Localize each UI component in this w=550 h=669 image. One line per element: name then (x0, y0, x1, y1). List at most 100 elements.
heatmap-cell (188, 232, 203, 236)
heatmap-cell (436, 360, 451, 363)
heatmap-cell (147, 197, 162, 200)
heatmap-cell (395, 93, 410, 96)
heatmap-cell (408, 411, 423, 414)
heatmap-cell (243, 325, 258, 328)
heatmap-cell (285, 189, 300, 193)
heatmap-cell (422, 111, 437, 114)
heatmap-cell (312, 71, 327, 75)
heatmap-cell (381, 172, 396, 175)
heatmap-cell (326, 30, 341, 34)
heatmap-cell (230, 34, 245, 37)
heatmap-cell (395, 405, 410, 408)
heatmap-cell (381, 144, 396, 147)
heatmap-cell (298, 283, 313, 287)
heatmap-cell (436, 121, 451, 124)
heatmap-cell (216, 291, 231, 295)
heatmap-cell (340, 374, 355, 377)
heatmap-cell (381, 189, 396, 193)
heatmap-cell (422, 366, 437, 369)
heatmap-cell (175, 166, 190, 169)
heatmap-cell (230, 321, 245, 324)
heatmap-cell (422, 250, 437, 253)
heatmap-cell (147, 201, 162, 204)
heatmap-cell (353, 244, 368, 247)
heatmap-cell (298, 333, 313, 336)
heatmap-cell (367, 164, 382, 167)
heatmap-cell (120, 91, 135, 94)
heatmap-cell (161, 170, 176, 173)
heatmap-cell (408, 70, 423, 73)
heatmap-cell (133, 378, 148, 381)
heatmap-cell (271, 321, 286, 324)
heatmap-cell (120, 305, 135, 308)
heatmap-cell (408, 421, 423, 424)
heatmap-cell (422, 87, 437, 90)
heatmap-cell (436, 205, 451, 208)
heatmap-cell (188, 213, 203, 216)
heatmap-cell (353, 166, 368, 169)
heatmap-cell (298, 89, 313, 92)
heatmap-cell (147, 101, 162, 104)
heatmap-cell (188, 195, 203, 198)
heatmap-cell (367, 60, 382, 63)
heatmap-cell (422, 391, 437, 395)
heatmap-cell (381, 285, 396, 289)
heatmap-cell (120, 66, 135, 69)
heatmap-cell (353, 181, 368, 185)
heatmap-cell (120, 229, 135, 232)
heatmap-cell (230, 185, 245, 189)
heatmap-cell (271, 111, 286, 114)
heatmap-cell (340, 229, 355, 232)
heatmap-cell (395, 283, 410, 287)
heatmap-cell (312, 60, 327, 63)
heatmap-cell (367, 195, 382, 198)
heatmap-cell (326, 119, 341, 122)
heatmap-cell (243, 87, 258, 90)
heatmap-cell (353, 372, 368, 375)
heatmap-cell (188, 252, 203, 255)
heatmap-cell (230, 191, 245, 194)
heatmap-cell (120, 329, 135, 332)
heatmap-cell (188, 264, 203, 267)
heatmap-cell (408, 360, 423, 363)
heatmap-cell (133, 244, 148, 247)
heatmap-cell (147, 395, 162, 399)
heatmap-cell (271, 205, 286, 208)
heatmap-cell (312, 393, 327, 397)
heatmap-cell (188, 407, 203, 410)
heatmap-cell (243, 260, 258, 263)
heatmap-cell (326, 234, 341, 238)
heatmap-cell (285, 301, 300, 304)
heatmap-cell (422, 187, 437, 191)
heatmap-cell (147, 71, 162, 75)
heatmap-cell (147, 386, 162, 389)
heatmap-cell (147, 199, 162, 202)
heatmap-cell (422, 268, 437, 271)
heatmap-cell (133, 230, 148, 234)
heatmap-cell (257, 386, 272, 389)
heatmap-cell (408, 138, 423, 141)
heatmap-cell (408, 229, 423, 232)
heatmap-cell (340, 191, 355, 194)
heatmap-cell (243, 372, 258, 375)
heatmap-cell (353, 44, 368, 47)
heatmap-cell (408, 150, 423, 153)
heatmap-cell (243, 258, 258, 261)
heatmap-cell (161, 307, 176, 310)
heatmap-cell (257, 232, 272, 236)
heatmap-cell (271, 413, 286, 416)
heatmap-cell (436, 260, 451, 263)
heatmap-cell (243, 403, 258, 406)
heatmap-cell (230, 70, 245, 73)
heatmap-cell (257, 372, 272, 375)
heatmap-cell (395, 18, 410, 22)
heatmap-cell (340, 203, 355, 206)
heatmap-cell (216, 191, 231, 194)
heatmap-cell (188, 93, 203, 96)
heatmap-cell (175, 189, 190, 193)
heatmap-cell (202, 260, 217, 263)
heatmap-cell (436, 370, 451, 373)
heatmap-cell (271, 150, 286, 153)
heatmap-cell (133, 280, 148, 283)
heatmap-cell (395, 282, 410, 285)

**Written instruction:**
Reproduce all of the items above, line by line, without altering a single character.

**Response for this exercise:**
Localize each UI component in this w=550 h=669 image. One line per element: name then (x0, y0, x1, y1). List at most 100 elements.
heatmap-cell (188, 232, 203, 236)
heatmap-cell (436, 360, 451, 363)
heatmap-cell (147, 197, 162, 200)
heatmap-cell (395, 93, 410, 96)
heatmap-cell (408, 411, 423, 414)
heatmap-cell (243, 325, 258, 328)
heatmap-cell (285, 189, 300, 193)
heatmap-cell (422, 111, 437, 114)
heatmap-cell (312, 71, 327, 75)
heatmap-cell (381, 172, 396, 175)
heatmap-cell (326, 30, 341, 34)
heatmap-cell (230, 34, 245, 37)
heatmap-cell (395, 405, 410, 408)
heatmap-cell (381, 144, 396, 147)
heatmap-cell (298, 283, 313, 287)
heatmap-cell (436, 121, 451, 124)
heatmap-cell (216, 291, 231, 295)
heatmap-cell (340, 374, 355, 377)
heatmap-cell (381, 189, 396, 193)
heatmap-cell (422, 366, 437, 369)
heatmap-cell (175, 166, 190, 169)
heatmap-cell (230, 321, 245, 324)
heatmap-cell (422, 250, 437, 253)
heatmap-cell (147, 201, 162, 204)
heatmap-cell (353, 244, 368, 247)
heatmap-cell (298, 333, 313, 336)
heatmap-cell (367, 164, 382, 167)
heatmap-cell (120, 91, 135, 94)
heatmap-cell (161, 170, 176, 173)
heatmap-cell (408, 70, 423, 73)
heatmap-cell (133, 378, 148, 381)
heatmap-cell (271, 321, 286, 324)
heatmap-cell (120, 305, 135, 308)
heatmap-cell (408, 421, 423, 424)
heatmap-cell (422, 87, 437, 90)
heatmap-cell (436, 205, 451, 208)
heatmap-cell (188, 213, 203, 216)
heatmap-cell (353, 166, 368, 169)
heatmap-cell (298, 89, 313, 92)
heatmap-cell (147, 101, 162, 104)
heatmap-cell (188, 195, 203, 198)
heatmap-cell (367, 60, 382, 63)
heatmap-cell (422, 391, 437, 395)
heatmap-cell (381, 285, 396, 289)
heatmap-cell (120, 66, 135, 69)
heatmap-cell (353, 181, 368, 185)
heatmap-cell (120, 229, 135, 232)
heatmap-cell (230, 185, 245, 189)
heatmap-cell (271, 111, 286, 114)
heatmap-cell (340, 229, 355, 232)
heatmap-cell (395, 283, 410, 287)
heatmap-cell (312, 60, 327, 63)
heatmap-cell (367, 195, 382, 198)
heatmap-cell (326, 119, 341, 122)
heatmap-cell (243, 87, 258, 90)
heatmap-cell (353, 372, 368, 375)
heatmap-cell (188, 252, 203, 255)
heatmap-cell (230, 191, 245, 194)
heatmap-cell (120, 329, 135, 332)
heatmap-cell (188, 264, 203, 267)
heatmap-cell (408, 360, 423, 363)
heatmap-cell (133, 244, 148, 247)
heatmap-cell (147, 395, 162, 399)
heatmap-cell (271, 205, 286, 208)
heatmap-cell (312, 393, 327, 397)
heatmap-cell (188, 407, 203, 410)
heatmap-cell (243, 260, 258, 263)
heatmap-cell (326, 234, 341, 238)
heatmap-cell (285, 301, 300, 304)
heatmap-cell (422, 187, 437, 191)
heatmap-cell (147, 71, 162, 75)
heatmap-cell (147, 386, 162, 389)
heatmap-cell (147, 199, 162, 202)
heatmap-cell (422, 268, 437, 271)
heatmap-cell (133, 230, 148, 234)
heatmap-cell (257, 386, 272, 389)
heatmap-cell (408, 138, 423, 141)
heatmap-cell (408, 229, 423, 232)
heatmap-cell (340, 191, 355, 194)
heatmap-cell (243, 372, 258, 375)
heatmap-cell (353, 44, 368, 47)
heatmap-cell (408, 150, 423, 153)
heatmap-cell (243, 258, 258, 261)
heatmap-cell (161, 307, 176, 310)
heatmap-cell (257, 232, 272, 236)
heatmap-cell (271, 413, 286, 416)
heatmap-cell (436, 260, 451, 263)
heatmap-cell (243, 403, 258, 406)
heatmap-cell (230, 70, 245, 73)
heatmap-cell (257, 372, 272, 375)
heatmap-cell (395, 18, 410, 22)
heatmap-cell (340, 203, 355, 206)
heatmap-cell (216, 191, 231, 194)
heatmap-cell (188, 93, 203, 96)
heatmap-cell (175, 189, 190, 193)
heatmap-cell (202, 260, 217, 263)
heatmap-cell (436, 370, 451, 373)
heatmap-cell (271, 150, 286, 153)
heatmap-cell (133, 280, 148, 283)
heatmap-cell (395, 282, 410, 285)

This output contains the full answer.